DOCUMENT PASSAGE -
Some scholars also pointed out that big data AI is an important condition to play the role of intelligence support in emergency decision-making. The rapid development of the Internet, the Internet of Things, mobile networks, RFID (Radio frequency identification), wireless sensors, wearable devices and other technological products has promoted the arrival of the "big data era." A large number of data can provide "full sample" data to support specific decisions ^[19]. Other scholars believe that the organic integration of information entropy, information technology and emergency operations to form a "preemptive" urban emergency warning system can be a useful tool ^[20].

Compared with the traditional risk analysis method, the traditional "disaster relief" mode is a passive emergency control mode. However, integrating AI into the management process of emergencies can accurately predict the risks of emergencies ^[21]. On a growing number of occasions, machines and information technology systems can make better decisions than people. China's emergency management system needs the support of technology and information technology, but further innovation is needed to consolidate grassroots facets. The mainly manifested as the low level of scientific and technological innovation in emergency management, especially the gaps in the "four precise" (warning release, rescue, and relief, recovery, and reconstruction, supervision, and enforcement) There is a shortage of preprofessional technical personnel, those who are interdisciplinary and multidisciplinary ^[22].

In summary, the existing research mostly starts from artificial intelligence in smart city construction, disaster prevention and control information warning and communication, risk research and judgment, etc., and it is less related to the government governance level and public satisfaction to establish a bridge.

2.2.2.   Current situation of typhoon disaster emergency management of grass-roots governments

The grassroots government is the most important guarantee for preventing and resolving various emergencies and security risks, as well as for modernizing the national emergency management system and capabilities This process includes government emergency decision-making, information fusion, information collection and analysis, correction of bias in decision-making and other emergencies that need to be dealt with ^[23], and the completion of these tasks covers a combination of multiple disciplines such as information science, psychology, decision science, sociology, and ethics. However, there is not enough grassroots government in place to deal with these issues properly. At present, there are still the following problems in the treatment of various natural disasters and urban disasters in various regions: One is the lack of access to multi-source information resources in various periods before, during, and after the disaster, the lack of effective comprehensive integration and the lack of a unified information platform to support the emergency management of multiple types of natural disasters. The second is that the level of technology and intelligence in emergency management is relatively low, and it is impossible to use modern technology for disaster emergency management, as well as the lack of information service platforms supported by artificial intelligence ^[24].

EXTRACTED INFORMATION -
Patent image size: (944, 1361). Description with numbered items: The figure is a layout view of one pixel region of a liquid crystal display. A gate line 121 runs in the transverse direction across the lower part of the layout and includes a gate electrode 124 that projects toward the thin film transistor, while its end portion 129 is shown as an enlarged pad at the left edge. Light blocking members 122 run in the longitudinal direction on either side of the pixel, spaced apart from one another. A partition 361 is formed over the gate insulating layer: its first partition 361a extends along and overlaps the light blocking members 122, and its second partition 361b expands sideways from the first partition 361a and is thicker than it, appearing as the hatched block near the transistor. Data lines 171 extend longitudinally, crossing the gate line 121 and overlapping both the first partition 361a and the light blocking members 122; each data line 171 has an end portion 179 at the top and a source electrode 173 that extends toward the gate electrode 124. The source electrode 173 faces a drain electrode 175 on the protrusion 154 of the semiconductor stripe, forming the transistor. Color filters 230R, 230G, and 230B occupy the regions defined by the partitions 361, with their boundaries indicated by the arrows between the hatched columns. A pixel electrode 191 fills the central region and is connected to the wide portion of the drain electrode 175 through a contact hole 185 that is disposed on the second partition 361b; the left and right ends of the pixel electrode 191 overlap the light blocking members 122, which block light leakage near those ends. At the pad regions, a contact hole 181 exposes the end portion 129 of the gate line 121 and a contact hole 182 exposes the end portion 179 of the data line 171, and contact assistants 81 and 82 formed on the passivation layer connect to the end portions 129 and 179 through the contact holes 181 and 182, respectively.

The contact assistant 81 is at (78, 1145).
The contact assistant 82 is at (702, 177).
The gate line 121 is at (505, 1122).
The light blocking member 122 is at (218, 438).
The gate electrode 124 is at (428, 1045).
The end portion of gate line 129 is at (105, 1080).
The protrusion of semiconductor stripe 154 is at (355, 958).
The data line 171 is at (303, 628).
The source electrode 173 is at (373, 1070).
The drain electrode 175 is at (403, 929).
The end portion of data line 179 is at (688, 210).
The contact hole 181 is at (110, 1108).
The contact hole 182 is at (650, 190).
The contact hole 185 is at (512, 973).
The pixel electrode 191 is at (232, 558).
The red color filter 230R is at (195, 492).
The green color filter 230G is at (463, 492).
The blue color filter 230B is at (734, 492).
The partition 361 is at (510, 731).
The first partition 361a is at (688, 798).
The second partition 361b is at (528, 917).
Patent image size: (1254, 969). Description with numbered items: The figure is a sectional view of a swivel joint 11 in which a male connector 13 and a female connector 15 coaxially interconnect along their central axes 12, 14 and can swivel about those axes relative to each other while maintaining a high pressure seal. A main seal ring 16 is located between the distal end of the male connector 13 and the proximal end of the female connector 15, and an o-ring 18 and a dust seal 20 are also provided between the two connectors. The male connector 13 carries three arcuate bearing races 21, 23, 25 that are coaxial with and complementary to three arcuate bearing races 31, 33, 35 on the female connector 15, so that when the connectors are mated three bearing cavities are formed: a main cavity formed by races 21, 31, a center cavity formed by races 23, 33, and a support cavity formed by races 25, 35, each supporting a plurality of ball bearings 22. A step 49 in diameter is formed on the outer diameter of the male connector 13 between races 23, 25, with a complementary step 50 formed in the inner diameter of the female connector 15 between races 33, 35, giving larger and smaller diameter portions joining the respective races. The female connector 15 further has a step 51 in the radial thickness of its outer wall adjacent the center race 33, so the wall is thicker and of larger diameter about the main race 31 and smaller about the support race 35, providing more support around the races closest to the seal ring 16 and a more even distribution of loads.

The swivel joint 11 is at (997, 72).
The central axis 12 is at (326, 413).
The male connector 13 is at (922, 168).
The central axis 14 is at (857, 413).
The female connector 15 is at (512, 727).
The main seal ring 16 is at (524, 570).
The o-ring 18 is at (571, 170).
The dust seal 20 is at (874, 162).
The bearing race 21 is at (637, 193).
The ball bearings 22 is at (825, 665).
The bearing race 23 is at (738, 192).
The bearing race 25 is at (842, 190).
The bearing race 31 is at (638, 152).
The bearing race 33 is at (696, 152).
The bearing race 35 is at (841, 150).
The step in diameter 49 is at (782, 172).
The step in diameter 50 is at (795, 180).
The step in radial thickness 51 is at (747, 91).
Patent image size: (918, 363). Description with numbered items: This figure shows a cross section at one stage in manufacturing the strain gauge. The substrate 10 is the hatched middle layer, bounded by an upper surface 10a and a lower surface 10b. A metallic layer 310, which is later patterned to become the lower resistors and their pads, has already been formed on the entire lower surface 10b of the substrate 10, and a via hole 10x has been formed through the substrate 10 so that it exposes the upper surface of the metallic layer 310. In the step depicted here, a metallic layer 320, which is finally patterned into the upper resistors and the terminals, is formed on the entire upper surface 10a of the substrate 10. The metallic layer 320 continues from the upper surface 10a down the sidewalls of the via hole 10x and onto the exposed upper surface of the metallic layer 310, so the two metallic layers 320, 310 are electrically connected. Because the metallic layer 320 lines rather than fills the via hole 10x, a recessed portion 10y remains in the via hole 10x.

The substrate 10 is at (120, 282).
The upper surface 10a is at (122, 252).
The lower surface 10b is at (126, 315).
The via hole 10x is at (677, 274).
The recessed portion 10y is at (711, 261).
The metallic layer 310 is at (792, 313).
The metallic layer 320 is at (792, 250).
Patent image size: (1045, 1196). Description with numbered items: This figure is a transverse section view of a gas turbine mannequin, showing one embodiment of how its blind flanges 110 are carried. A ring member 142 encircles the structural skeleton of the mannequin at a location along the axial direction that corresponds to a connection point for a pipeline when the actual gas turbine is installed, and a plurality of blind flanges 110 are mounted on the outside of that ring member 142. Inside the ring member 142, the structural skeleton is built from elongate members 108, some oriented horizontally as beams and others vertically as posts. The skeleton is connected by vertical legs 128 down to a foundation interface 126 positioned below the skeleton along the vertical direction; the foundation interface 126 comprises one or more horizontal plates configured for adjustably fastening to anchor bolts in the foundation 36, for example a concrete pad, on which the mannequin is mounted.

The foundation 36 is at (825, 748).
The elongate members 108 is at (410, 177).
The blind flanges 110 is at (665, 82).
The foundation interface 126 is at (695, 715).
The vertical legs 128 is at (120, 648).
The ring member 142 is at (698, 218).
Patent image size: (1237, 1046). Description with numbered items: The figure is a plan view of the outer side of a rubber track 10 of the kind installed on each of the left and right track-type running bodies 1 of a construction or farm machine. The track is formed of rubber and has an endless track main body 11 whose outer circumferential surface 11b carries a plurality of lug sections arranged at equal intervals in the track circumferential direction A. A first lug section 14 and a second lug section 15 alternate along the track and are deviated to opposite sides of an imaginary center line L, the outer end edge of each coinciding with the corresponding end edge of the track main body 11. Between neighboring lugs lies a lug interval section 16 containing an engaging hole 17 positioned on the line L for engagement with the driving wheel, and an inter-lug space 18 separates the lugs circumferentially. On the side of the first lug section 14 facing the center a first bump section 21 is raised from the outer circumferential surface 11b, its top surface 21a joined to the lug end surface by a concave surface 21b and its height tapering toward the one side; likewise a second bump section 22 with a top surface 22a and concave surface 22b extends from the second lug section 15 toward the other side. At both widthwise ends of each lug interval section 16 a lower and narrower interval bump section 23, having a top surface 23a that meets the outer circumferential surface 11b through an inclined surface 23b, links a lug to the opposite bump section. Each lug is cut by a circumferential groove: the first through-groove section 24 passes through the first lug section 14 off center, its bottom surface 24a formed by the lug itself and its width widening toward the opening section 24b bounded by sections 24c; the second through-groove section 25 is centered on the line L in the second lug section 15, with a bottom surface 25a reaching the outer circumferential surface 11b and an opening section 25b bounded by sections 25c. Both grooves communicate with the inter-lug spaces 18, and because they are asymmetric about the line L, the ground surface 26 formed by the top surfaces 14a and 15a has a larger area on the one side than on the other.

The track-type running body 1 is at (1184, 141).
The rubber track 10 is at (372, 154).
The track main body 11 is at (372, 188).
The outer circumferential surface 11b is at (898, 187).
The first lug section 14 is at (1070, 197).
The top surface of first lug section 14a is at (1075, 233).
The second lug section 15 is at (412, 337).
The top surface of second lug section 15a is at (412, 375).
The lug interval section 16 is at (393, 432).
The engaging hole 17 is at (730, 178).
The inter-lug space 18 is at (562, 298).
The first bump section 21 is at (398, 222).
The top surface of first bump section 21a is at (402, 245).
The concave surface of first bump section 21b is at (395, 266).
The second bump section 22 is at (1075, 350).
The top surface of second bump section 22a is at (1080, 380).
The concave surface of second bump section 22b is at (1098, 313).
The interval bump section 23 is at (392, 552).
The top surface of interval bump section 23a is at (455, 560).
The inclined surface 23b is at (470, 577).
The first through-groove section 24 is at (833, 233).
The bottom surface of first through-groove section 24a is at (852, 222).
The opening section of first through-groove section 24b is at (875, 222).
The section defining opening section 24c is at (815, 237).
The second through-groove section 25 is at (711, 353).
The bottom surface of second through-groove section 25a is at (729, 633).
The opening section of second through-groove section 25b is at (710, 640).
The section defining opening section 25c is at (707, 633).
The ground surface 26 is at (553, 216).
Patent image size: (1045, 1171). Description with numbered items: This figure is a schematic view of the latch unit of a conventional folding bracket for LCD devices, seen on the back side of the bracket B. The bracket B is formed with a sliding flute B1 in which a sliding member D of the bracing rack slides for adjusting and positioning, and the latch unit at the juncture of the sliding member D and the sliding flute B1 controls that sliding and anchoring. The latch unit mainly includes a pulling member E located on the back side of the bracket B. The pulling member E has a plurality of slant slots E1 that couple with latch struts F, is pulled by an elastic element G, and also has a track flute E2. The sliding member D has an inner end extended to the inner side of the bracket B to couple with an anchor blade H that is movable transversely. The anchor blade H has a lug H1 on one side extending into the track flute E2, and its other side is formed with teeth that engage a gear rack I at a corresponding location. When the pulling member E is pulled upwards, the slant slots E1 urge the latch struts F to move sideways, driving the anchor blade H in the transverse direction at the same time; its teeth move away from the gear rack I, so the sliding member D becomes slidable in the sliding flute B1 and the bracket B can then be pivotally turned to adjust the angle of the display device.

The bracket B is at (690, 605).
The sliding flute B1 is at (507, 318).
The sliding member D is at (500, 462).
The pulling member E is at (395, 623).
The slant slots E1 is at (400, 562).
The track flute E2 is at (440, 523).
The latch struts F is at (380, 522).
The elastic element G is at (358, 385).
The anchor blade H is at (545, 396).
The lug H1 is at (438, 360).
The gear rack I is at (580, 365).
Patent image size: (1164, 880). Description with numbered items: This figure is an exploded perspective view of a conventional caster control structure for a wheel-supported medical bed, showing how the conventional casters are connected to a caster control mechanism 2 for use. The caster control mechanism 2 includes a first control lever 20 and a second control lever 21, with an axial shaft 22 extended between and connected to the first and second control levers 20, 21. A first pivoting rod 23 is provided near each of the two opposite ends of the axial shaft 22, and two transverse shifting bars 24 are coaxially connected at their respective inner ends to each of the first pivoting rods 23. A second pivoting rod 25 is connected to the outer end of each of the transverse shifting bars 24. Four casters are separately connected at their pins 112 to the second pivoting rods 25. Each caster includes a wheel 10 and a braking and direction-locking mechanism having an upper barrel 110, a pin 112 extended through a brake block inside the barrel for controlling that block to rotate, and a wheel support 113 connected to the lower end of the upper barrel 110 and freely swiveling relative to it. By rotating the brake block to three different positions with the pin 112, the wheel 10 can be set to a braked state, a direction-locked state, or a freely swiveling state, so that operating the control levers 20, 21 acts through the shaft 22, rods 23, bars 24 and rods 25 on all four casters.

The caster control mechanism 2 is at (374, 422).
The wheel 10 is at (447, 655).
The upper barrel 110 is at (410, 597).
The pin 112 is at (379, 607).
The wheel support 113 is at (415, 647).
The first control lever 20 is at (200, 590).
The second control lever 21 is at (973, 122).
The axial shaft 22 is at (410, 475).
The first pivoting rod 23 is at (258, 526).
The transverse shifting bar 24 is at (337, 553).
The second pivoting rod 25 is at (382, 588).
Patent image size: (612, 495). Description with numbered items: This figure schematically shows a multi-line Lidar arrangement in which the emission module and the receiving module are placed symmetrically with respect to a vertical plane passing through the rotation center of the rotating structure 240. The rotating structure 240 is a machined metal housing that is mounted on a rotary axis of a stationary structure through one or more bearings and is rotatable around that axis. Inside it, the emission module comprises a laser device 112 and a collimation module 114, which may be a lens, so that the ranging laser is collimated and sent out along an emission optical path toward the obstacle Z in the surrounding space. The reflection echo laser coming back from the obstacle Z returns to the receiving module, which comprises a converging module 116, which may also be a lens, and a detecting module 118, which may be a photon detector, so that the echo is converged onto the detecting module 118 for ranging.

PROBLEMS -
A) Translate this sentence from the emergency management passage into Spanish: "On a growing number of occasions, machines and information technology systems can make better decisions than people."
B) Continue the passage on emergency management by grassroots governments from the point where it stops.

RESPONSES IN ORDER -
A) En un número cada vez mayor de ocasiones, las máquinas y los sistemas de tecnologías de la información pueden tomar mejores decisiones que las personas.

B)
Taking typhoon Nida in Jinwan District, Zhuhai, in 2016 as an example, although the government made comprehensive deployments in terms of early warning issuance and personnel transfer command decisions, further improvements are needed in the construction of community-integrated command centers, monitoring and warning, image observation of emergencies, data analysis and information transmission so that remote analysis, command and dispatch, and rapid decision-making can be conducted promptly afterward to enhance the efficiency of emergency management ^[25].

In addition, in the process of building a grassroots government emergency management platform, some scholars believe that the current disaster information collection channels are still inadequate. However, from the current information collection and release, information collection is slow, information release is chaotic, and no authoritative and unified information release platform has been formed. The monitoring systems among various departments are not compatible with each other, lack synergy and cannot transmit and share effective information promptly. This also confirms the necessity of a series of works in AI governance, such as information environment, information communication, early warning research, and judgment, in government governance laterally.

2.2.3.   Relevant research on the public satisfaction model

Public satisfaction model of American government services

The structure of the U.S. government service public satisfaction model includes the following six parts:

(1) Customer expectations: This refers to the expectations of product or service quality before receiving the product or service, including the prediction of the quality of the products or services that the company can provide in the future.

(2) Perceived quality: the customer's personal real feeling of the product or service quality after using and receiving the provided product or service for some time.

(3) Perceived value: This refers to the customer's evaluation of the product or service after considering the price and quality.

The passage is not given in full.